- Problem statement
Sort through the entries below and pull out lines containing the word "odvalí".

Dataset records
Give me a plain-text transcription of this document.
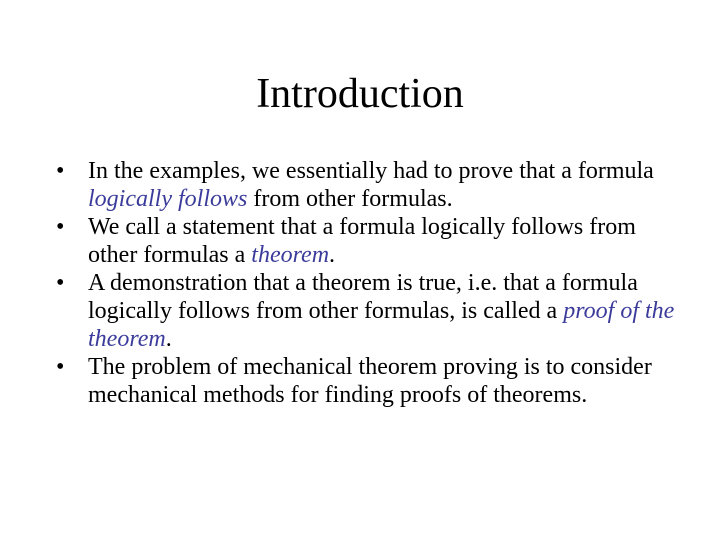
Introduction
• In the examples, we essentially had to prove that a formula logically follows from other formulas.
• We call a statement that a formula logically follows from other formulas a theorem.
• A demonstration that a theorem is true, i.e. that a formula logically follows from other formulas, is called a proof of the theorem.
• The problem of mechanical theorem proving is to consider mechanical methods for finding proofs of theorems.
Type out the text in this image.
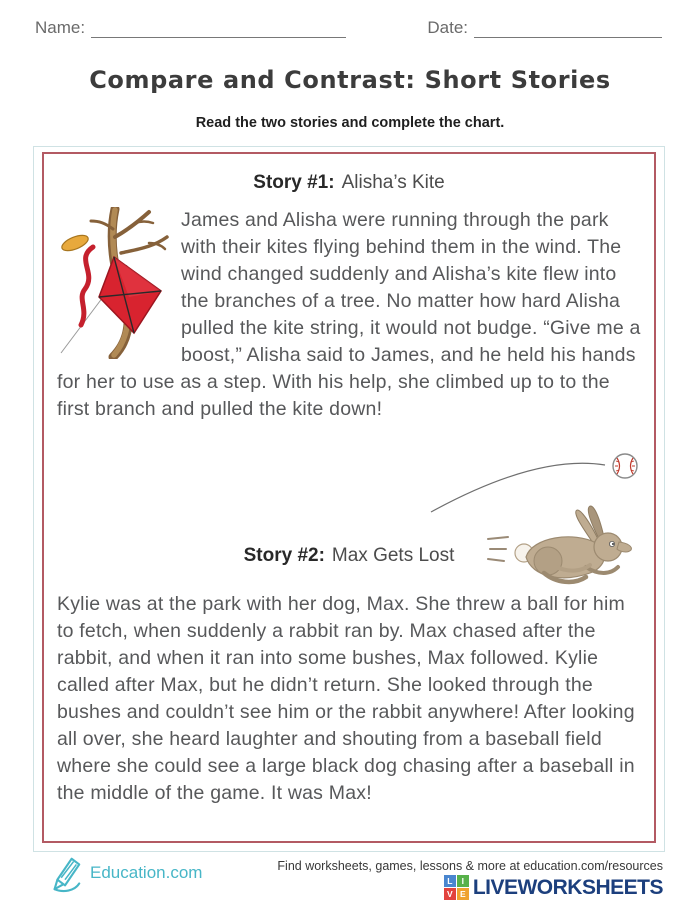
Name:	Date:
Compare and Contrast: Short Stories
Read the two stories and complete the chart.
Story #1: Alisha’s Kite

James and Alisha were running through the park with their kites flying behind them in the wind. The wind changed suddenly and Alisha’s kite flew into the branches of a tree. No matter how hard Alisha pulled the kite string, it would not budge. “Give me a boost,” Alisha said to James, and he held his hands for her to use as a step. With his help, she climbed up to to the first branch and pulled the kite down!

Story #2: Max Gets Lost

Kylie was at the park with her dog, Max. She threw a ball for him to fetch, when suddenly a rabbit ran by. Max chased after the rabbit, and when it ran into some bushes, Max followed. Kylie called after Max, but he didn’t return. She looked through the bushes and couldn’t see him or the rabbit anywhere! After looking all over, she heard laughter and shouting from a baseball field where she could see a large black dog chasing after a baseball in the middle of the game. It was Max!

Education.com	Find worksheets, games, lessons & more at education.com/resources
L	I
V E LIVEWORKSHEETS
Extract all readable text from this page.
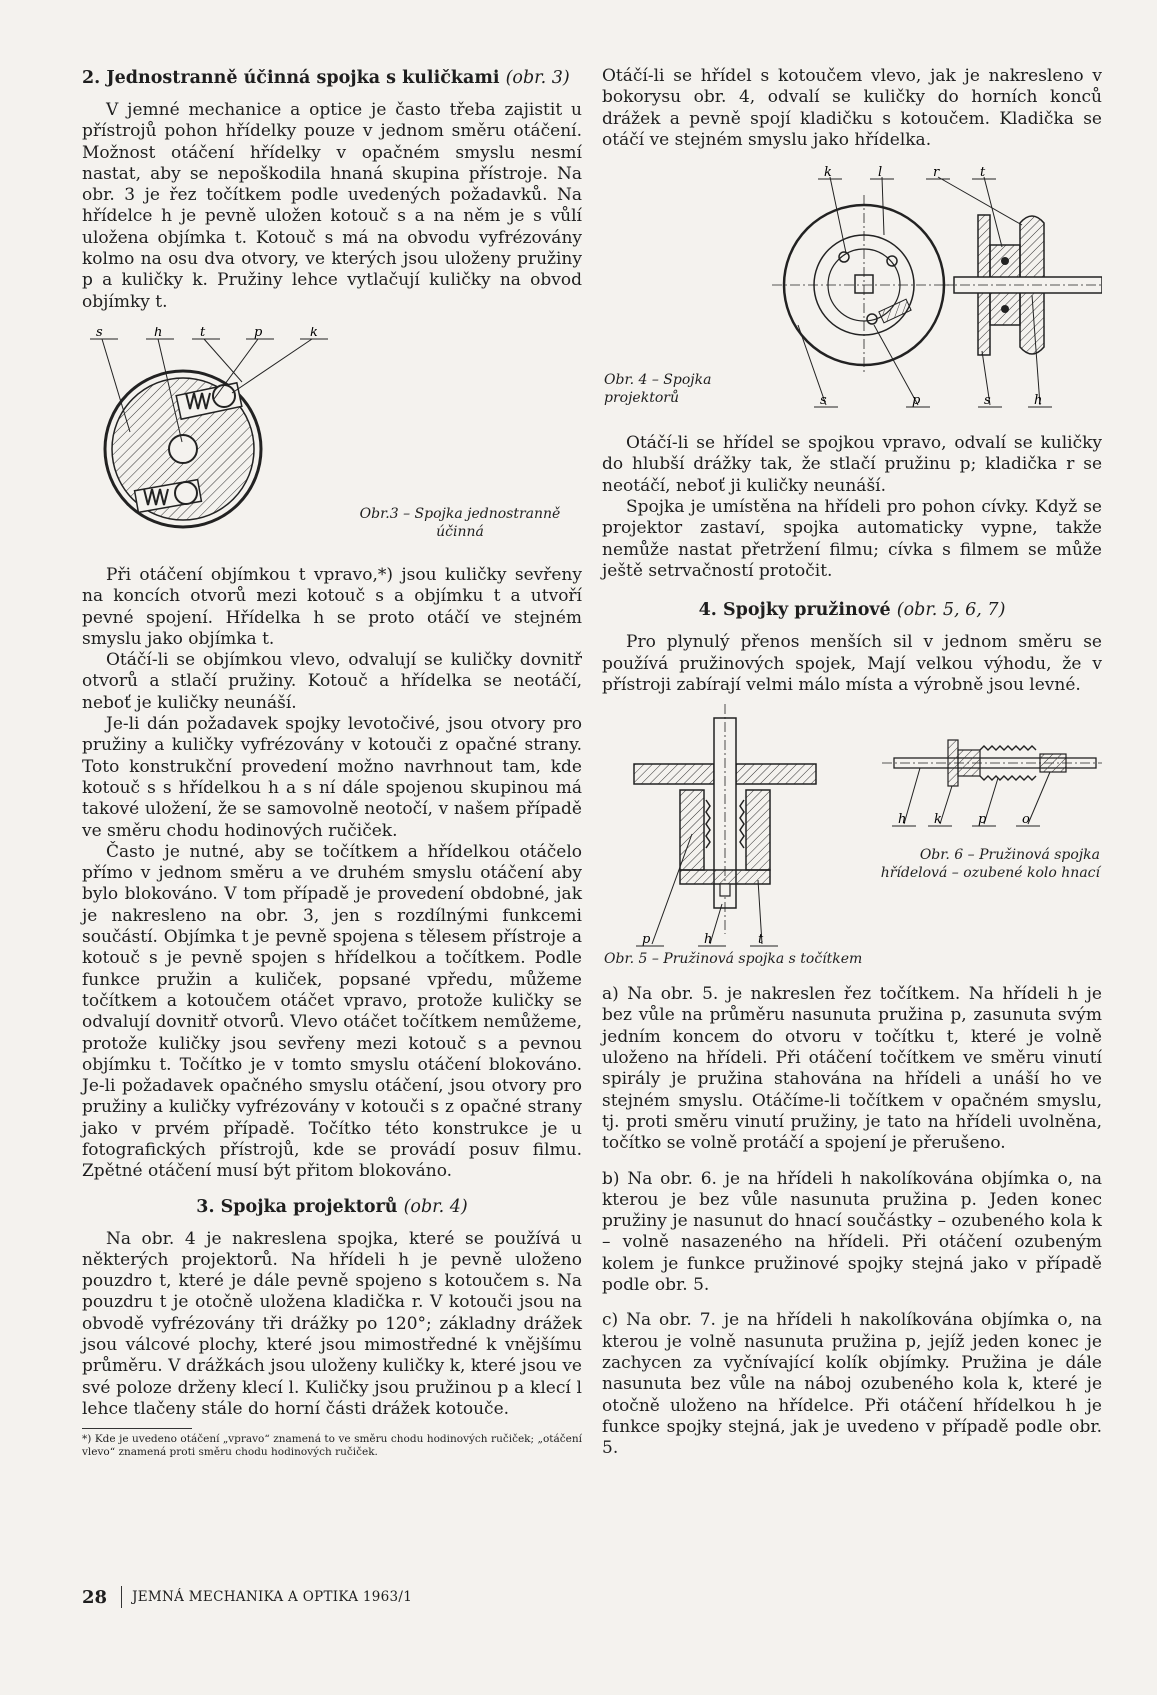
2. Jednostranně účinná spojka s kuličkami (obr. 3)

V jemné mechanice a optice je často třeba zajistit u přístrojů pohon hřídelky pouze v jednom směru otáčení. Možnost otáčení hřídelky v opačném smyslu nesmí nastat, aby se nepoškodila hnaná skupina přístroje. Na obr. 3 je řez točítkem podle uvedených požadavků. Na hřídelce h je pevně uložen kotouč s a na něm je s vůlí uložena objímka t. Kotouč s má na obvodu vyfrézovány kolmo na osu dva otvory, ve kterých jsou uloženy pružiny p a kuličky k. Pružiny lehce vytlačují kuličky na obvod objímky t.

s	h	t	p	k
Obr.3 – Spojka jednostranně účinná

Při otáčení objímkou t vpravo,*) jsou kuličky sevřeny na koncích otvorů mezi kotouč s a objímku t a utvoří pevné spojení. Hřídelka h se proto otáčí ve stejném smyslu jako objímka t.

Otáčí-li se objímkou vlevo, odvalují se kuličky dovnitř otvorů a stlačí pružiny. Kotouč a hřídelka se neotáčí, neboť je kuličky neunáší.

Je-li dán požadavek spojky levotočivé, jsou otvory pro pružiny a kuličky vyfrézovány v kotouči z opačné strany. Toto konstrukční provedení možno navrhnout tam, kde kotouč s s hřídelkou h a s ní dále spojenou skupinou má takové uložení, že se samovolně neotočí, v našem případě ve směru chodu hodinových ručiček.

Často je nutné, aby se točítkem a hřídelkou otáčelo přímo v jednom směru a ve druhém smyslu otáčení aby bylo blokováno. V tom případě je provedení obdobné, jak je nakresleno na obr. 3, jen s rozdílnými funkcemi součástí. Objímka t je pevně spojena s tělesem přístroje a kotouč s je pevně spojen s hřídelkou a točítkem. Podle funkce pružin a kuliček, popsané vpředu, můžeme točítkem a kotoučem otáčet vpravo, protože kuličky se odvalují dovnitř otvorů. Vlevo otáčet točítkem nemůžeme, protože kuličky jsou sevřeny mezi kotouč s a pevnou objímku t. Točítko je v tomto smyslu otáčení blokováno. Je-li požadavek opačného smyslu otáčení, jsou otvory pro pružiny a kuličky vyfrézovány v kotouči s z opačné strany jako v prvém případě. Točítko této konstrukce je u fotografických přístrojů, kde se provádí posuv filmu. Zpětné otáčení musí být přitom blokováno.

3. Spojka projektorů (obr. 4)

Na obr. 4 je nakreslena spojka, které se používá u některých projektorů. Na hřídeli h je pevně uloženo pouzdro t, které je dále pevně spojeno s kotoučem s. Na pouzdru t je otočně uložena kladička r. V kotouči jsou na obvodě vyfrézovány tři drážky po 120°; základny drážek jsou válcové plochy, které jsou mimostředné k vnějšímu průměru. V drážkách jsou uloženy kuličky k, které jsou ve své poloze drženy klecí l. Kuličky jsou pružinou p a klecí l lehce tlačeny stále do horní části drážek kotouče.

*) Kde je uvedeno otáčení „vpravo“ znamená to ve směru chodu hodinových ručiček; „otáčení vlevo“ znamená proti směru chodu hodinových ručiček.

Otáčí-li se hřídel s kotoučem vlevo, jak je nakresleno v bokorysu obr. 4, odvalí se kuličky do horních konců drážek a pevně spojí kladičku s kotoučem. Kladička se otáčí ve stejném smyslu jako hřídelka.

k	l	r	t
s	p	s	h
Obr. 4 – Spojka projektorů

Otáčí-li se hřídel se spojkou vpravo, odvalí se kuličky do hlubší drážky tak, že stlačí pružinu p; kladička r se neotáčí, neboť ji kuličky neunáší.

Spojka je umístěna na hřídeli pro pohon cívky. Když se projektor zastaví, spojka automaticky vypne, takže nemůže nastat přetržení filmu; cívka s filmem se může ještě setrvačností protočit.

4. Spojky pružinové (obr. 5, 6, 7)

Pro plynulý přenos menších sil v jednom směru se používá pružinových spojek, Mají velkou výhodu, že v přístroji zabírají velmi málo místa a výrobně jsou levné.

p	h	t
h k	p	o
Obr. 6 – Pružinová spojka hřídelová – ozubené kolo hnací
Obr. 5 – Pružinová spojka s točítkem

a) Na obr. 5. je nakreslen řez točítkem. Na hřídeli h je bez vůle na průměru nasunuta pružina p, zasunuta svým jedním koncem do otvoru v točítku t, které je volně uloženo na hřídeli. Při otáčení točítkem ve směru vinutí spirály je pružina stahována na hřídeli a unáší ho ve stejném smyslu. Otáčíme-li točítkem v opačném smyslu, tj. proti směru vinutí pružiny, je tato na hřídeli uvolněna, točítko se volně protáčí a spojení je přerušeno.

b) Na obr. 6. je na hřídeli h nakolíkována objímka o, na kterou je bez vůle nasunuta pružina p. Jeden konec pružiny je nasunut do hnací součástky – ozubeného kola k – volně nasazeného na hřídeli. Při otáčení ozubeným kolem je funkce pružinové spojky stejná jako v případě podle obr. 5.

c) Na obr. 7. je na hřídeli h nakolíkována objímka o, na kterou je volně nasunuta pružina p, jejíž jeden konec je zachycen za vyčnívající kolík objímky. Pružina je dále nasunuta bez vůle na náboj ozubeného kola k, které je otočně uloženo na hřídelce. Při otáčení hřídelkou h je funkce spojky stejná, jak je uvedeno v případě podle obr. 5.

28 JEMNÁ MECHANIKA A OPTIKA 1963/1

- The answer
Otáčí-li se hřídel s kotoučem vlevo, jak je nakresleno v bokorysu obr. 4, odvalí se kuličky do horních konců drážek a pevně spojí kladičku s kotoučem. Kladička se otáčí ve stejném smyslu jako hřídelka.
Otáčí-li se hřídel se spojkou vpravo, odvalí se kuličky do hlubší drážky tak, že stlačí pružinu p; kladička r se neotáčí, neboť ji kuličky neunáší.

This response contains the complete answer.